> **TO BE DONE**
Bring together all lines of the material below that contain the string "this".

> **STORED RECORDS**
▶

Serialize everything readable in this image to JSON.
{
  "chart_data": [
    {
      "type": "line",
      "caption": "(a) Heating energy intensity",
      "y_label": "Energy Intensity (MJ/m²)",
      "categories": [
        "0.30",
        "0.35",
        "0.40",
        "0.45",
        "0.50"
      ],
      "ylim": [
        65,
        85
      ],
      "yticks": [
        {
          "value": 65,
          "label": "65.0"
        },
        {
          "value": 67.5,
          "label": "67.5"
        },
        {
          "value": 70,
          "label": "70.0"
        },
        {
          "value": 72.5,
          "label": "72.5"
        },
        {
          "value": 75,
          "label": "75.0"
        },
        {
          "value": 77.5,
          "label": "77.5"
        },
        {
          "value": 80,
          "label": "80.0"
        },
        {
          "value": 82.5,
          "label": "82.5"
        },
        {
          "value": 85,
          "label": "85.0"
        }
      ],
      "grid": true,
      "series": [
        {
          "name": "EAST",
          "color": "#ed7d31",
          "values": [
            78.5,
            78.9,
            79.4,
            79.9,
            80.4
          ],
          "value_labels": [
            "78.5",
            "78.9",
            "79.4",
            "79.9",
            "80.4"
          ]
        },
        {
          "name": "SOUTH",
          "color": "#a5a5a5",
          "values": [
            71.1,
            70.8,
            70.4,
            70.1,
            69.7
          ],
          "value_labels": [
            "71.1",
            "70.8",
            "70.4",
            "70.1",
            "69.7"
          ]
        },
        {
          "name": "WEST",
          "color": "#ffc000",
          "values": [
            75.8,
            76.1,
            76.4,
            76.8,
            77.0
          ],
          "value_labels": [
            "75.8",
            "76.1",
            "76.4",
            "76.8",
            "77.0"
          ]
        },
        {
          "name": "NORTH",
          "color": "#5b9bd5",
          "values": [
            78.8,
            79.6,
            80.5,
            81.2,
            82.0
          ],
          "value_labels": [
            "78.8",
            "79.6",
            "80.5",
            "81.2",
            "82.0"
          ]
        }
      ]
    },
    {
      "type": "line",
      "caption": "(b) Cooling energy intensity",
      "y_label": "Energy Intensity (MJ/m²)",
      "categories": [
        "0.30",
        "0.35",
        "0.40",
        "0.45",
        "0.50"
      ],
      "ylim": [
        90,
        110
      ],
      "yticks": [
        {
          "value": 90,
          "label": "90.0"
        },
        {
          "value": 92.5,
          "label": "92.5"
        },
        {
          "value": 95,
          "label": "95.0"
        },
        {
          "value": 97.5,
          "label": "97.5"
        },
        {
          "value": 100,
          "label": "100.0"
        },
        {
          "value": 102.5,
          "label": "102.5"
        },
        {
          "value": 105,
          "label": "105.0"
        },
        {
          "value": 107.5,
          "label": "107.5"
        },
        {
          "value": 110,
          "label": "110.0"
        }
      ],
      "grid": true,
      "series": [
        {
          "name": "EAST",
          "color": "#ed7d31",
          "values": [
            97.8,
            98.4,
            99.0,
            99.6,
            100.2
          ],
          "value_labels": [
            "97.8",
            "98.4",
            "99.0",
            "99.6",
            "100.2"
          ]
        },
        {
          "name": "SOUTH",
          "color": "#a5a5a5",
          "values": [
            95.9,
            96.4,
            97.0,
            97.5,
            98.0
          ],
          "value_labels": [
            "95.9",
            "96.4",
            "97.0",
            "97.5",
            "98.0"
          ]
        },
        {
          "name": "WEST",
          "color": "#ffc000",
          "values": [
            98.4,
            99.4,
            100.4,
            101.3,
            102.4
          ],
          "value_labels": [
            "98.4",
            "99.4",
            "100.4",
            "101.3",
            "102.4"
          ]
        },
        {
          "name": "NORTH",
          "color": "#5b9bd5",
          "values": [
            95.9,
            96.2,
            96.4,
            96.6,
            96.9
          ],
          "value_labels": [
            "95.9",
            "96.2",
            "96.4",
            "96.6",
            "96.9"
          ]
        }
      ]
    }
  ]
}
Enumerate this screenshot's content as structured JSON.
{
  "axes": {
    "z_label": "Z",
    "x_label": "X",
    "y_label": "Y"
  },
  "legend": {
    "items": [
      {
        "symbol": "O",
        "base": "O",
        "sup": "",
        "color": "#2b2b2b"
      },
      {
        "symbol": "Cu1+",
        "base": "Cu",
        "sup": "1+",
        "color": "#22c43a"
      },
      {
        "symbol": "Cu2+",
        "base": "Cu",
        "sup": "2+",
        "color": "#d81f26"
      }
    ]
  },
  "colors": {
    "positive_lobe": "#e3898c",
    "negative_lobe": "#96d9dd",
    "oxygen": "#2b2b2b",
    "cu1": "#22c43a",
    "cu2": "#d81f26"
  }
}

◀

> **PROBLEM SOLUTION**
Serialize everything readable in this image to JSON.
Enumerate this screenshot's content as structured JSON.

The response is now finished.